• Given problem:
Locate all lines with the word "飞行的教室" and copy them out.

Data entries:
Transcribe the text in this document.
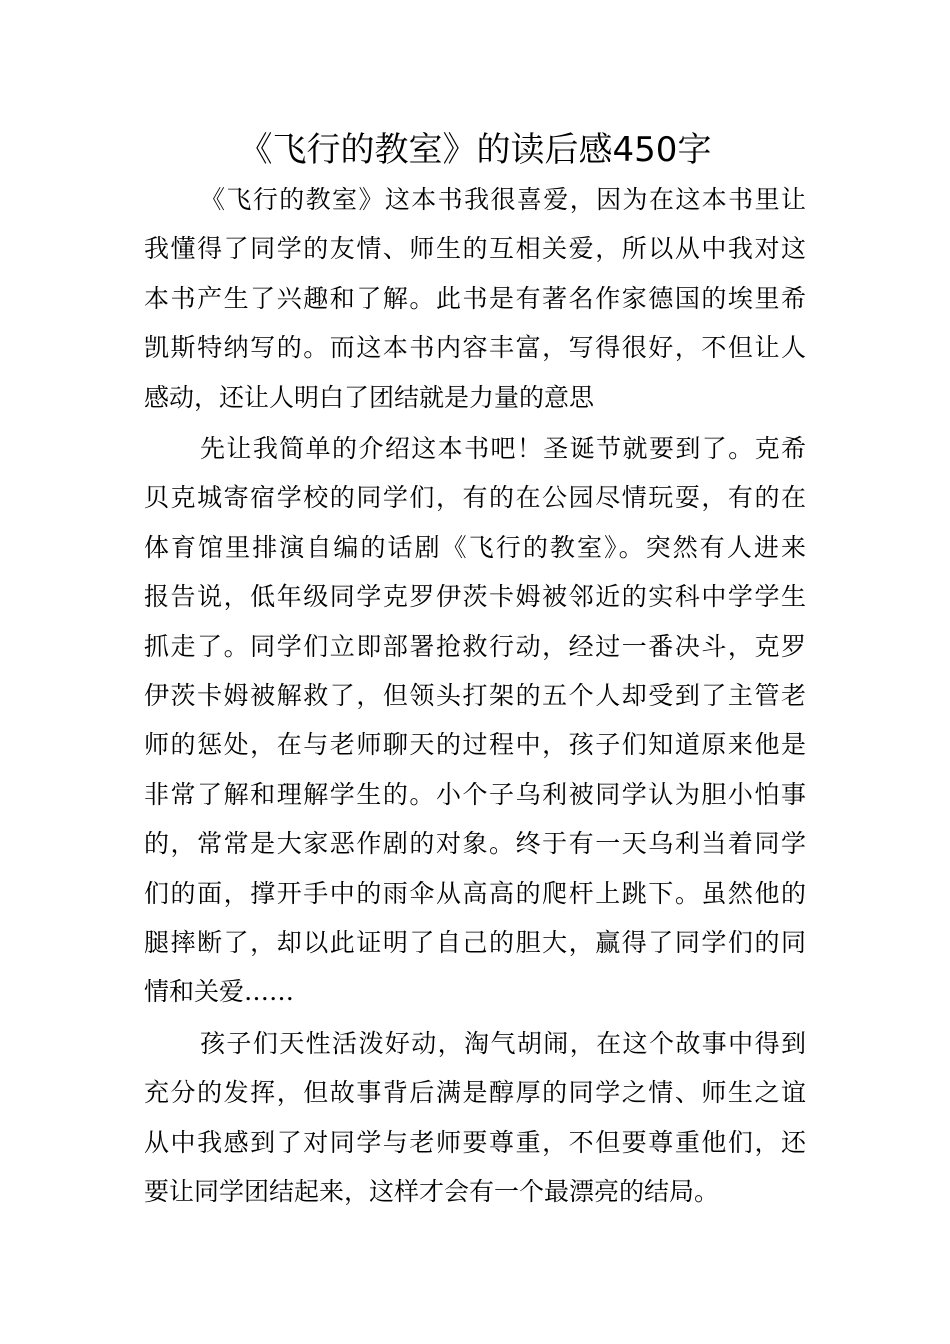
《飞行的教室》的读后感450字
《飞行的教室》这本书我很喜爱，因为在这本书里让
我懂得了同学的友情、师生的互相关爱，所以从中我对这
本书产生了兴趣和了解。此书是有著名作家德国的埃里希
凯斯特纳写的。而这本书内容丰富，写得很好，不但让人
感动，还让人明白了团结就是力量的意思
先让我简单的介绍这本书吧！圣诞节就要到了。克希
贝克城寄宿学校的同学们，有的在公园尽情玩耍，有的在
体育馆里排演自编的话剧《飞行的教室》。突然有人进来
报告说，低年级同学克罗伊茨卡姆被邻近的实科中学学生
抓走了。同学们立即部署抢救行动，经过一番决斗，克罗
伊茨卡姆被解救了，但领头打架的五个人却受到了主管老
师的惩处，在与老师聊天的过程中，孩子们知道原来他是
非常了解和理解学生的。小个子乌利被同学认为胆小怕事
的，常常是大家恶作剧的对象。终于有一天乌利当着同学
们的面，撑开手中的雨伞从高高的爬杆上跳下。虽然他的
腿摔断了，却以此证明了自己的胆大，赢得了同学们的同
情和关爱……
孩子们天性活泼好动，淘气胡闹，在这个故事中得到
充分的发挥，但故事背后满是醇厚的同学之情、师生之谊
从中我感到了对同学与老师要尊重，不但要尊重他们，还
要让同学团结起来，这样才会有一个最漂亮的结局。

• Answer to the exercise:
《飞行的教室》的读后感450字
《飞行的教室》这本书我很喜爱，因为在这本书里让
体育馆里排演自编的话剧《飞行的教室》。突然有人进来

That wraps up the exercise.